• WHAT IS NEEDED: Filter the data for lines with the word "October", then copy every line so identified.

[Begin SOURCE RECORDS]

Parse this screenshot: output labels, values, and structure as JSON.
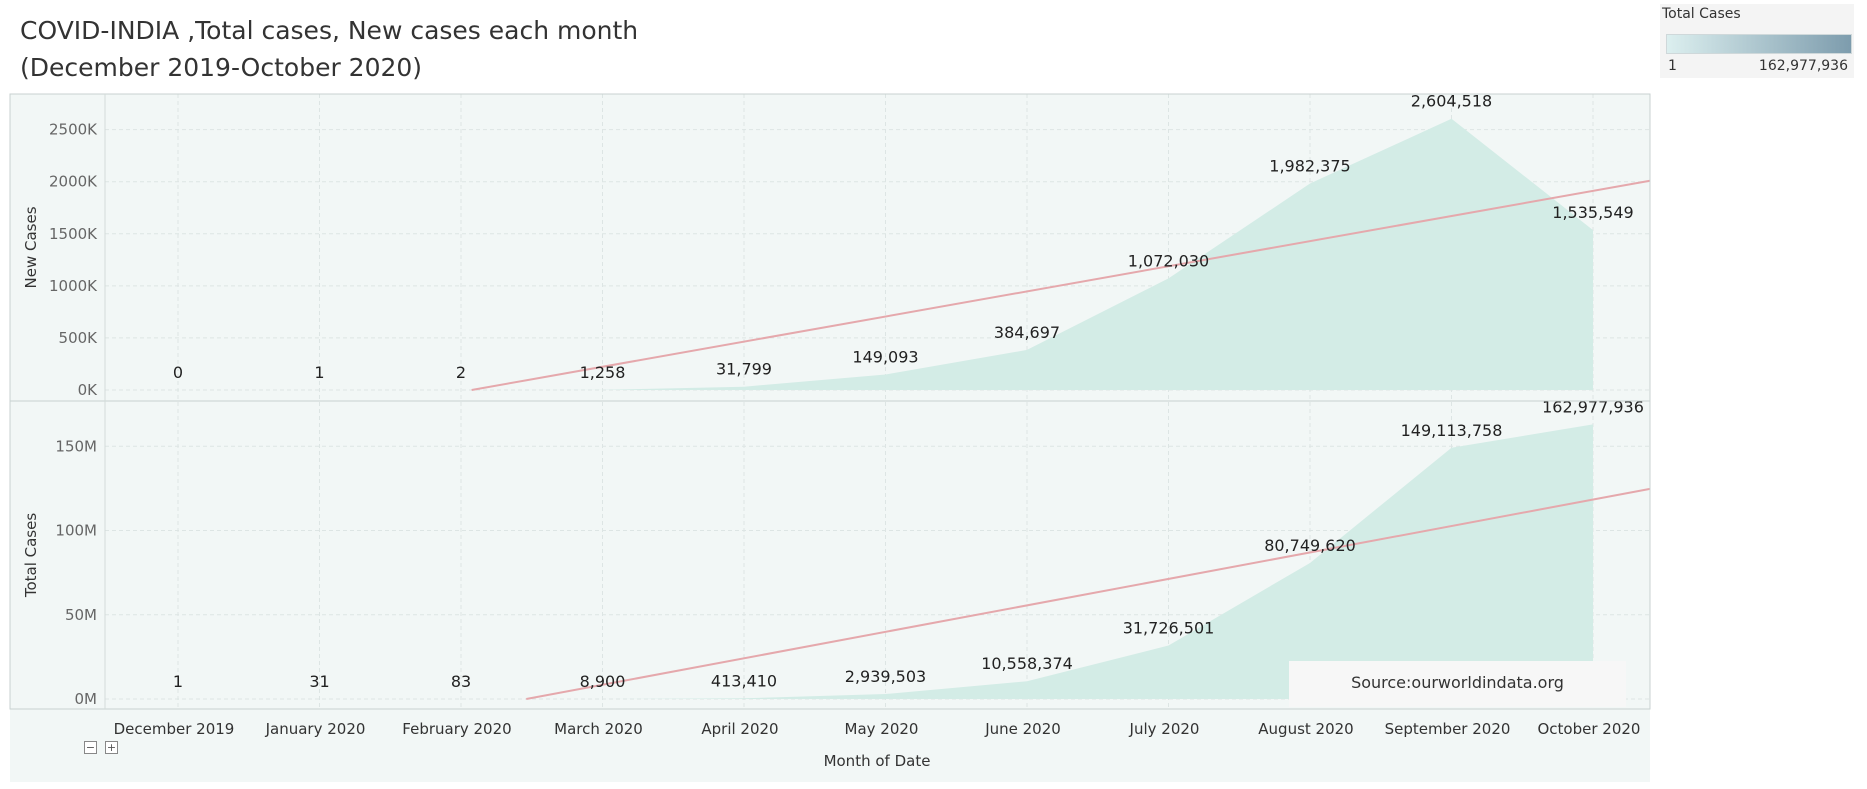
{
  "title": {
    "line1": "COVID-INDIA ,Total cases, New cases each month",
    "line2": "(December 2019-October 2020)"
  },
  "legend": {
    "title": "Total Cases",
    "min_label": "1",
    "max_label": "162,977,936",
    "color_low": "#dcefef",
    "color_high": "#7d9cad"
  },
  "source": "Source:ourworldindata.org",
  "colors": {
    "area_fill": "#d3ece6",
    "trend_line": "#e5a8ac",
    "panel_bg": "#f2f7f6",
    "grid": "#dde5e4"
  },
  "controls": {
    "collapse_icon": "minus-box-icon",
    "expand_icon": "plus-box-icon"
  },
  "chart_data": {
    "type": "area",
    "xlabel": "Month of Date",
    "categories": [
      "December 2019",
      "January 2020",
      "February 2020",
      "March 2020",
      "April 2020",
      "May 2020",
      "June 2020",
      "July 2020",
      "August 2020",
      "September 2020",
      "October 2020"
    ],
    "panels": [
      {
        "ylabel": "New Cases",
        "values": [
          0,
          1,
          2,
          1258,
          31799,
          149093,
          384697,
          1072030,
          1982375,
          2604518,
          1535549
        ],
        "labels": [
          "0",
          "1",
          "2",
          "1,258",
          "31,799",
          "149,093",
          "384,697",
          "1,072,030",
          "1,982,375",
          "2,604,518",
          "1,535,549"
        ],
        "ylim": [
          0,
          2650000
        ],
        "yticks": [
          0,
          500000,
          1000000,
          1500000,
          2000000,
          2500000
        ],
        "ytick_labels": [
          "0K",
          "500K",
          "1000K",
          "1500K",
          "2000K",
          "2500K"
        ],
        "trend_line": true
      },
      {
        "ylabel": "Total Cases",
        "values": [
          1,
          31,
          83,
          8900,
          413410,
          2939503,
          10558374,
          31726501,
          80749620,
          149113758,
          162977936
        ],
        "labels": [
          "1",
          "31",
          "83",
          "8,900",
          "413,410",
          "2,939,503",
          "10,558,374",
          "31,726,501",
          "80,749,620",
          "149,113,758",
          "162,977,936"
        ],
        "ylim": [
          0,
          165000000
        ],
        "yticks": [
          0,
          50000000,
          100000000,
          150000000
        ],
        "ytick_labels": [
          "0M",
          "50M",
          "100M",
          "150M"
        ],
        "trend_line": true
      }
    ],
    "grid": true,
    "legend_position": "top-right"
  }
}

[End SOURCE RECORDS]

• CORRECT OUTPUT:
    "line2": "(December 2019-October 2020)"
      "October 2020"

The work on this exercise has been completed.